Stored data entries:
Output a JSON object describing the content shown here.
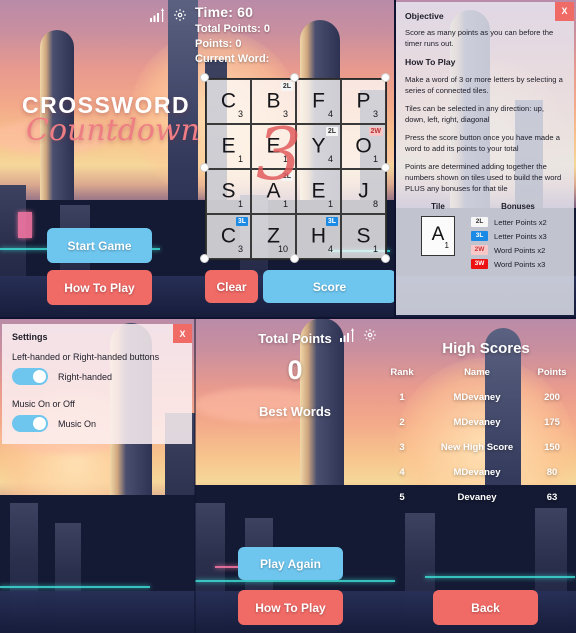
{
  "game": {
    "logo_line1": "CROSSWORD",
    "logo_line2": "Countdown",
    "hud": {
      "time": "Time: 60",
      "total_points": "Total Points: 0",
      "points": "Points: 0",
      "current_word": "Current Word:"
    },
    "icons": {
      "signal": "signal-bars-icon",
      "gear": "gear-icon"
    },
    "overlay_number": "3"
  },
  "board": {
    "rows": [
      [
        {
          "letter": "C",
          "value": "3",
          "bonus": null
        },
        {
          "letter": "B",
          "value": "3",
          "bonus": "2L",
          "bonus_pos": "right"
        },
        {
          "letter": "F",
          "value": "4",
          "bonus": null
        },
        {
          "letter": "P",
          "value": "3",
          "bonus": null
        }
      ],
      [
        {
          "letter": "E",
          "value": "1",
          "bonus": null
        },
        {
          "letter": "E",
          "value": "1",
          "bonus": null
        },
        {
          "letter": "Y",
          "value": "4",
          "bonus": "2L",
          "bonus_pos": "right"
        },
        {
          "letter": "O",
          "value": "1",
          "bonus": "2W",
          "bonus_pos": "right"
        }
      ],
      [
        {
          "letter": "S",
          "value": "1",
          "bonus": null
        },
        {
          "letter": "A",
          "value": "1",
          "bonus": "2L",
          "bonus_pos": "right"
        },
        {
          "letter": "E",
          "value": "1",
          "bonus": null
        },
        {
          "letter": "J",
          "value": "8",
          "bonus": null
        }
      ],
      [
        {
          "letter": "C",
          "value": "3",
          "bonus": "3L",
          "bonus_pos": "right"
        },
        {
          "letter": "Z",
          "value": "10",
          "bonus": null
        },
        {
          "letter": "H",
          "value": "4",
          "bonus": "3L",
          "bonus_pos": "right"
        },
        {
          "letter": "S",
          "value": "1",
          "bonus": null
        }
      ]
    ]
  },
  "buttons": {
    "start_game": "Start Game",
    "how_to_play": "How To Play",
    "clear": "Clear",
    "score": "Score",
    "play_again": "Play Again",
    "back": "Back"
  },
  "how_to_play": {
    "close": "X",
    "objective_heading": "Objective",
    "objective_text": "Score as many points as you can before the timer runs out.",
    "howto_heading": "How To Play",
    "p1": "Make a word of 3 or more letters by selecting a series of connected tiles.",
    "p2": "Tiles can be selected in any direction: up, down, left, right, diagonal",
    "p3": "Press the score button once you have made a word to add its points to your total",
    "p4": "Points are determined adding together the numbers shown on tiles used to build the word PLUS any bonuses for that tile",
    "tile_heading": "Tile",
    "bonuses_heading": "Bonuses",
    "sample_tile": {
      "letter": "A",
      "value": "1"
    },
    "bonus_rows": [
      {
        "chip": "2L",
        "label": "Letter Points x2",
        "color": "#f7f7f7"
      },
      {
        "chip": "3L",
        "label": "Letter Points x3",
        "color": "#1a8ae5"
      },
      {
        "chip": "2W",
        "label": "Word Points x2",
        "color": "#f8c8c8"
      },
      {
        "chip": "3W",
        "label": "Word Points x3",
        "color": "#ee1111"
      }
    ]
  },
  "settings": {
    "close": "X",
    "title": "Settings",
    "handed_label": "Left-handed or Right-handed buttons",
    "handed_value": "Right-handed",
    "music_label": "Music On or Off",
    "music_value": "Music On"
  },
  "results": {
    "total_points_label": "Total Points",
    "total_points_value": "0",
    "best_words_label": "Best Words"
  },
  "high_scores": {
    "title": "High Scores",
    "columns": [
      "Rank",
      "Name",
      "Points"
    ],
    "rows": [
      {
        "rank": "1",
        "name": "MDevaney",
        "points": "200"
      },
      {
        "rank": "2",
        "name": "MDevaney",
        "points": "175"
      },
      {
        "rank": "3",
        "name": "New High Score",
        "points": "150"
      },
      {
        "rank": "4",
        "name": "MDevaney",
        "points": "80"
      },
      {
        "rank": "5",
        "name": "Devaney",
        "points": "63"
      }
    ]
  },
  "theme": {
    "blue": "#6ec6ef",
    "red": "#f06a66",
    "accent_pink": "#ef7d84"
  }
}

Brief: Repeat the listing in full and exactly. Do not include any images.

Exercise solution:
Output a JSON object describing the content shown here.
{
  "game": {
    "logo_line1": "CROSSWORD",
    "logo_line2": "Countdown",
    "hud": {
      "time": "Time: 60",
      "total_points": "Total Points: 0",
      "points": "Points: 0",
      "current_word": "Current Word:"
    },
    "icons": {
      "signal": "signal-bars-icon",
      "gear": "gear-icon"
    },
    "overlay_number": "3"
  },
  "board": {
    "rows": [
      [
        {
          "letter": "C",
          "value": "3",
          "bonus": null
        },
        {
          "letter": "B",
          "value": "3",
          "bonus": "2L",
          "bonus_pos": "right"
        },
        {
          "letter": "F",
          "value": "4",
          "bonus": null
        },
        {
          "letter": "P",
          "value": "3",
          "bonus": null
        }
      ],
      [
        {
          "letter": "E",
          "value": "1",
          "bonus": null
        },
        {
          "letter": "E",
          "value": "1",
          "bonus": null
        },
        {
          "letter": "Y",
          "value": "4",
          "bonus": "2L",
          "bonus_pos": "right"
        },
        {
          "letter": "O",
          "value": "1",
          "bonus": "2W",
          "bonus_pos": "right"
        }
      ],
      [
        {
          "letter": "S",
          "value": "1",
          "bonus": null
        },
        {
          "letter": "A",
          "value": "1",
          "bonus": "2L",
          "bonus_pos": "right"
        },
        {
          "letter": "E",
          "value": "1",
          "bonus": null
        },
        {
          "letter": "J",
          "value": "8",
          "bonus": null
        }
      ],
      [
        {
          "letter": "C",
          "value": "3",
          "bonus": "3L",
          "bonus_pos": "right"
        },
        {
          "letter": "Z",
          "value": "10",
          "bonus": null
        },
        {
          "letter": "H",
          "value": "4",
          "bonus": "3L",
          "bonus_pos": "right"
        },
        {
          "letter": "S",
          "value": "1",
          "bonus": null
        }
      ]
    ]
  },
  "buttons": {
    "start_game": "Start Game",
    "how_to_play": "How To Play",
    "clear": "Clear",
    "score": "Score",
    "play_again": "Play Again",
    "back": "Back"
  },
  "how_to_play": {
    "close": "X",
    "objective_heading": "Objective",
    "objective_text": "Score as many points as you can before the timer runs out.",
    "howto_heading": "How To Play",
    "p1": "Make a word of 3 or more letters by selecting a series of connected tiles.",
    "p2": "Tiles can be selected in any direction: up, down, left, right, diagonal",
    "p3": "Press the score button once you have made a word to add its points to your total",
    "p4": "Points are determined adding together the numbers shown on tiles used to build the word PLUS any bonuses for that tile",
    "tile_heading": "Tile",
    "bonuses_heading": "Bonuses",
    "sample_tile": {
      "letter": "A",
      "value": "1"
    },
    "bonus_rows": [
      {
        "chip": "2L",
        "label": "Letter Points x2",
        "color": "#f7f7f7"
      },
      {
        "chip": "3L",
        "label": "Letter Points x3",
        "color": "#1a8ae5"
      },
      {
        "chip": "2W",
        "label": "Word Points x2",
        "color": "#f8c8c8"
      },
      {
        "chip": "3W",
        "label": "Word Points x3",
        "color": "#ee1111"
      }
    ]
  },
  "settings": {
    "close": "X",
    "title": "Settings",
    "handed_label": "Left-handed or Right-handed buttons",
    "handed_value": "Right-handed",
    "music_label": "Music On or Off",
    "music_value": "Music On"
  },
  "results": {
    "total_points_label": "Total Points",
    "total_points_value": "0",
    "best_words_label": "Best Words"
  },
  "high_scores": {
    "title": "High Scores",
    "columns": [
      "Rank",
      "Name",
      "Points"
    ],
    "rows": [
      {
        "rank": "1",
        "name": "MDevaney",
        "points": "200"
      },
      {
        "rank": "2",
        "name": "MDevaney",
        "points": "175"
      },
      {
        "rank": "3",
        "name": "New High Score",
        "points": "150"
      },
      {
        "rank": "4",
        "name": "MDevaney",
        "points": "80"
      },
      {
        "rank": "5",
        "name": "Devaney",
        "points": "63"
      }
    ]
  },
  "theme": {
    "blue": "#6ec6ef",
    "red": "#f06a66",
    "accent_pink": "#ef7d84"
  }
}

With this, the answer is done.